* _What this task involves_
Output the full listing word for word.
## Start Extracted records
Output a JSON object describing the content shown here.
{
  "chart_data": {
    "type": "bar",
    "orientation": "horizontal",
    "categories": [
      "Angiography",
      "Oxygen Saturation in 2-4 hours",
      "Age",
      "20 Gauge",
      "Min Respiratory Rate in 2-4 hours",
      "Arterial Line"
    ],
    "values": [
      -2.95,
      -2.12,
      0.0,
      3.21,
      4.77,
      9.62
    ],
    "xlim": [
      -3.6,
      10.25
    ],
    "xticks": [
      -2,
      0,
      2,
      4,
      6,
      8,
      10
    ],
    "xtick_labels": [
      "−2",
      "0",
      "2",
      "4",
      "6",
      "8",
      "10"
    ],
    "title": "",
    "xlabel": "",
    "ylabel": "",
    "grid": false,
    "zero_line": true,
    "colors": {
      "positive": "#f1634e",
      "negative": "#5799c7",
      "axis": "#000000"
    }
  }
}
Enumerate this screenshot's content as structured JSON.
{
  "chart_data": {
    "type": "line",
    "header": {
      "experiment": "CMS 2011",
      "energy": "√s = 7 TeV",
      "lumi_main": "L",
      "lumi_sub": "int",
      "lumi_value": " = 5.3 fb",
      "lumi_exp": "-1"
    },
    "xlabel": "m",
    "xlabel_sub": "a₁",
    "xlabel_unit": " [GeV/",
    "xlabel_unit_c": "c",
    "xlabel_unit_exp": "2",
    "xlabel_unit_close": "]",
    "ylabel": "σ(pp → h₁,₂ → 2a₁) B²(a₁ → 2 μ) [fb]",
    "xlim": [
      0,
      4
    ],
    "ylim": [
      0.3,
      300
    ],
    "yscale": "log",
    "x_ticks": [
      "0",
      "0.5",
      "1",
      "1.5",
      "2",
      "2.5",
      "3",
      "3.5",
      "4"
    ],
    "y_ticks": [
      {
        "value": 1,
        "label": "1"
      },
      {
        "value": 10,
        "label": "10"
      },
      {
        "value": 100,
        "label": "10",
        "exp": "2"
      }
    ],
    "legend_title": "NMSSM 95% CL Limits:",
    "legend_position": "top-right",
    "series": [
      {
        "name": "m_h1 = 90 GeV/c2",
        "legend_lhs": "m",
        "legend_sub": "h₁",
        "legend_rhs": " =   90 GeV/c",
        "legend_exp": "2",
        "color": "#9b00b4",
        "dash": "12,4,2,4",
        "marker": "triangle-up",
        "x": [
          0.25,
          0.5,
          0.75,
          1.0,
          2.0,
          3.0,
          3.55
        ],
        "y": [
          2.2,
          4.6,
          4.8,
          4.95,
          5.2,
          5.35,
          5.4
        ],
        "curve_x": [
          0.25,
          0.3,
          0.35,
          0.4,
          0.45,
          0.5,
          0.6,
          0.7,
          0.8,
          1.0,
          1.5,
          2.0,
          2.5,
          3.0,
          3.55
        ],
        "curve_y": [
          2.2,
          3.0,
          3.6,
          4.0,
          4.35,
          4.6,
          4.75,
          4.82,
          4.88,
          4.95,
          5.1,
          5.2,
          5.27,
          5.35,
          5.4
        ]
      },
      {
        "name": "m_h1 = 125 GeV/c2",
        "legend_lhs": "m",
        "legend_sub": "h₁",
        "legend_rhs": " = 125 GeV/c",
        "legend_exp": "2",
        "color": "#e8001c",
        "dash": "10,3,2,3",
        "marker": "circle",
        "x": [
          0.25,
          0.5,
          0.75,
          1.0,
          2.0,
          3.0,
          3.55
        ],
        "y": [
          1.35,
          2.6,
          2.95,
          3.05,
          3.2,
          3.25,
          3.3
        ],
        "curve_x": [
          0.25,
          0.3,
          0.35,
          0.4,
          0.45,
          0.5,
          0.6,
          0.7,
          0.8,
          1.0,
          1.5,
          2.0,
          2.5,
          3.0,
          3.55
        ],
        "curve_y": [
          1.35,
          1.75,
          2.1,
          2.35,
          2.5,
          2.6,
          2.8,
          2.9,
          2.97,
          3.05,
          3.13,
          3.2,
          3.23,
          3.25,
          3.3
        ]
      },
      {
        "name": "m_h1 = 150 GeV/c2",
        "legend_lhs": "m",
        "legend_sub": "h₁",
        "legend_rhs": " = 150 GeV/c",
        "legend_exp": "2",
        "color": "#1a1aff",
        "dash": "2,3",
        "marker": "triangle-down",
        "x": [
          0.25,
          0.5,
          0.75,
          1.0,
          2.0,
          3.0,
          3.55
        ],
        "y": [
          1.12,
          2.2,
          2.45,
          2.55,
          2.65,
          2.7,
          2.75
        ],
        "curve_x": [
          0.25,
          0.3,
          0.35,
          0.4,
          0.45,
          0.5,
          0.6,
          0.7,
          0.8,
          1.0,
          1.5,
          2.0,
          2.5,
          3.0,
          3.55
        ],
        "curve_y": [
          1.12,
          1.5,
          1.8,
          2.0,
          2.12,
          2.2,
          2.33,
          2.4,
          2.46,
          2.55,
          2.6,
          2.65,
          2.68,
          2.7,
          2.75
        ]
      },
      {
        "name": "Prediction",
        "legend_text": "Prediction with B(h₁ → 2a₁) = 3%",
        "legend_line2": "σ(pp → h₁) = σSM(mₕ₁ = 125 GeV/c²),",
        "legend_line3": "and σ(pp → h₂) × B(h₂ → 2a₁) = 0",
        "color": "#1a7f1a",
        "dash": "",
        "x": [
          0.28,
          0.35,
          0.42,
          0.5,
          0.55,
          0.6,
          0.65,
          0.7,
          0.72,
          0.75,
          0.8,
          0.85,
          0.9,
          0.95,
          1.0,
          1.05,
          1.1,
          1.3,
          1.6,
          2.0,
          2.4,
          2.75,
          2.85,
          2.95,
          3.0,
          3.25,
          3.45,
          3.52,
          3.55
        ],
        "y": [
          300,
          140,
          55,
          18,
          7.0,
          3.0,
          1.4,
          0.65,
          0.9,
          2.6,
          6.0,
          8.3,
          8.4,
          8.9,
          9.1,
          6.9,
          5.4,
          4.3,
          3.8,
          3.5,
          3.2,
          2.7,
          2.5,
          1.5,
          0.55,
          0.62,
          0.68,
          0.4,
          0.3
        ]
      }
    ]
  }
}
## End Extracted records
* _Reply_
Output a JSON object describing the content shown here.
{
  "chart_data": {
    "type": "bar",
    "orientation": "horizontal",
    "categories": [
      "Angiography",
      "Oxygen Saturation in 2-4 hours",
      "Age",
      "20 Gauge",
      "Min Respiratory Rate in 2-4 hours",
      "Arterial Line"
    ],
    "values": [
      -2.95,
      -2.12,
      0.0,
      3.21,
      4.77,
      9.62
    ],
    "xlim": [
      -3.6,
      10.25
    ],
    "xticks": [
      -2,
      0,
      2,
      4,
      6,
      8,
      10
    ],
    "xtick_labels": [
      "−2",
      "0",
      "2",
      "4",
      "6",
      "8",
      "10"
    ],
    "title": "",
    "xlabel": "",
    "ylabel": "",
    "grid": false,
    "zero_line": true,
    "colors": {
      "positive": "#f1634e",
      "negative": "#5799c7",
      "axis": "#000000"
    }
  }
}
Enumerate this screenshot's content as structured JSON.
{
  "chart_data": {
    "type": "line",
    "header": {
      "experiment": "CMS 2011",
      "energy": "√s = 7 TeV",
      "lumi_main": "L",
      "lumi_sub": "int",
      "lumi_value": " = 5.3 fb",
      "lumi_exp": "-1"
    },
    "xlabel": "m",
    "xlabel_sub": "a₁",
    "xlabel_unit": " [GeV/",
    "xlabel_unit_c": "c",
    "xlabel_unit_exp": "2",
    "xlabel_unit_close": "]",
    "ylabel": "σ(pp → h₁,₂ → 2a₁) B²(a₁ → 2 μ) [fb]",
    "xlim": [
      0,
      4
    ],
    "ylim": [
      0.3,
      300
    ],
    "yscale": "log",
    "x_ticks": [
      "0",
      "0.5",
      "1",
      "1.5",
      "2",
      "2.5",
      "3",
      "3.5",
      "4"
    ],
    "y_ticks": [
      {
        "value": 1,
        "label": "1"
      },
      {
        "value": 10,
        "label": "10"
      },
      {
        "value": 100,
        "label": "10",
        "exp": "2"
      }
    ],
    "legend_title": "NMSSM 95% CL Limits:",
    "legend_position": "top-right",
    "series": [
      {
        "name": "m_h1 = 90 GeV/c2",
        "legend_lhs": "m",
        "legend_sub": "h₁",
        "legend_rhs": " =   90 GeV/c",
        "legend_exp": "2",
        "color": "#9b00b4",
        "dash": "12,4,2,4",
        "marker": "triangle-up",
        "x": [
          0.25,
          0.5,
          0.75,
          1.0,
          2.0,
          3.0,
          3.55
        ],
        "y": [
          2.2,
          4.6,
          4.8,
          4.95,
          5.2,
          5.35,
          5.4
        ],
        "curve_x": [
          0.25,
          0.3,
          0.35,
          0.4,
          0.45,
          0.5,
          0.6,
          0.7,
          0.8,
          1.0,
          1.5,
          2.0,
          2.5,
          3.0,
          3.55
        ],
        "curve_y": [
          2.2,
          3.0,
          3.6,
          4.0,
          4.35,
          4.6,
          4.75,
          4.82,
          4.88,
          4.95,
          5.1,
          5.2,
          5.27,
          5.35,
          5.4
        ]
      },
      {
        "name": "m_h1 = 125 GeV/c2",
        "legend_lhs": "m",
        "legend_sub": "h₁",
        "legend_rhs": " = 125 GeV/c",
        "legend_exp": "2",
        "color": "#e8001c",
        "dash": "10,3,2,3",
        "marker": "circle",
        "x": [
          0.25,
          0.5,
          0.75,
          1.0,
          2.0,
          3.0,
          3.55
        ],
        "y": [
          1.35,
          2.6,
          2.95,
          3.05,
          3.2,
          3.25,
          3.3
        ],
        "curve_x": [
          0.25,
          0.3,
          0.35,
          0.4,
          0.45,
          0.5,
          0.6,
          0.7,
          0.8,
          1.0,
          1.5,
          2.0,
          2.5,
          3.0,
          3.55
        ],
        "curve_y": [
          1.35,
          1.75,
          2.1,
          2.35,
          2.5,
          2.6,
          2.8,
          2.9,
          2.97,
          3.05,
          3.13,
          3.2,
          3.23,
          3.25,
          3.3
        ]
      },
      {
        "name": "m_h1 = 150 GeV/c2",
        "legend_lhs": "m",
        "legend_sub": "h₁",
        "legend_rhs": " = 150 GeV/c",
        "legend_exp": "2",
        "color": "#1a1aff",
        "dash": "2,3",
        "marker": "triangle-down",
        "x": [
          0.25,
          0.5,
          0.75,
          1.0,
          2.0,
          3.0,
          3.55
        ],
        "y": [
          1.12,
          2.2,
          2.45,
          2.55,
          2.65,
          2.7,
          2.75
        ],
        "curve_x": [
          0.25,
          0.3,
          0.35,
          0.4,
          0.45,
          0.5,
          0.6,
          0.7,
          0.8,
          1.0,
          1.5,
          2.0,
          2.5,
          3.0,
          3.55
        ],
        "curve_y": [
          1.12,
          1.5,
          1.8,
          2.0,
          2.12,
          2.2,
          2.33,
          2.4,
          2.46,
          2.55,
          2.6,
          2.65,
          2.68,
          2.7,
          2.75
        ]
      },
      {
        "name": "Prediction",
        "legend_text": "Prediction with B(h₁ → 2a₁) = 3%",
        "legend_line2": "σ(pp → h₁) = σSM(mₕ₁ = 125 GeV/c²),",
        "legend_line3": "and σ(pp → h₂) × B(h₂ → 2a₁) = 0",
        "color": "#1a7f1a",
        "dash": "",
        "x": [
          0.28,
          0.35,
          0.42,
          0.5,
          0.55,
          0.6,
          0.65,
          0.7,
          0.72,
          0.75,
          0.8,
          0.85,
          0.9,
          0.95,
          1.0,
          1.05,
          1.1,
          1.3,
          1.6,
          2.0,
          2.4,
          2.75,
          2.85,
          2.95,
          3.0,
          3.25,
          3.45,
          3.52,
          3.55
        ],
        "y": [
          300,
          140,
          55,
          18,
          7.0,
          3.0,
          1.4,
          0.65,
          0.9,
          2.6,
          6.0,
          8.3,
          8.4,
          8.9,
          9.1,
          6.9,
          5.4,
          4.3,
          3.8,
          3.5,
          3.2,
          2.7,
          2.5,
          1.5,
          0.55,
          0.62,
          0.68,
          0.4,
          0.3
        ]
      }
    ]
  }
}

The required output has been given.